(Records)
* * * *
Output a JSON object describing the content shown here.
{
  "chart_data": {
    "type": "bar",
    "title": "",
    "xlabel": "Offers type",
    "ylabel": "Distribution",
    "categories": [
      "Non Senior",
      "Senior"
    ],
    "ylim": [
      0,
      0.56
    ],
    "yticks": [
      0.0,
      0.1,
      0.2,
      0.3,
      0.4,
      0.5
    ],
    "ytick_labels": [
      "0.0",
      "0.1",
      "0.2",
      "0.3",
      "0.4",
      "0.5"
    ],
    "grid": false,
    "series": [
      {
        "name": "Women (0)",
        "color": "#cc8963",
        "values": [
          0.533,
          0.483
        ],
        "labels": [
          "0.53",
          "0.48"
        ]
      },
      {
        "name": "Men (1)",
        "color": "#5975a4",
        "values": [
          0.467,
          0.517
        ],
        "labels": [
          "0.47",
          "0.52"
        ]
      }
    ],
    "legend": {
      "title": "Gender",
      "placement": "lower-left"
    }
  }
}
* * * *
What you should do:
Every record should be given again exactly.

Response to this exercise:
Output a JSON object describing the content shown here.
{
  "chart_data": {
    "type": "bar",
    "title": "",
    "xlabel": "Offers type",
    "ylabel": "Distribution",
    "categories": [
      "Non Senior",
      "Senior"
    ],
    "ylim": [
      0,
      0.56
    ],
    "yticks": [
      0.0,
      0.1,
      0.2,
      0.3,
      0.4,
      0.5
    ],
    "ytick_labels": [
      "0.0",
      "0.1",
      "0.2",
      "0.3",
      "0.4",
      "0.5"
    ],
    "grid": false,
    "series": [
      {
        "name": "Women (0)",
        "color": "#cc8963",
        "values": [
          0.533,
          0.483
        ],
        "labels": [
          "0.53",
          "0.48"
        ]
      },
      {
        "name": "Men (1)",
        "color": "#5975a4",
        "values": [
          0.467,
          0.517
        ],
        "labels": [
          "0.47",
          "0.52"
        ]
      }
    ],
    "legend": {
      "title": "Gender",
      "placement": "lower-left"
    }
  }
}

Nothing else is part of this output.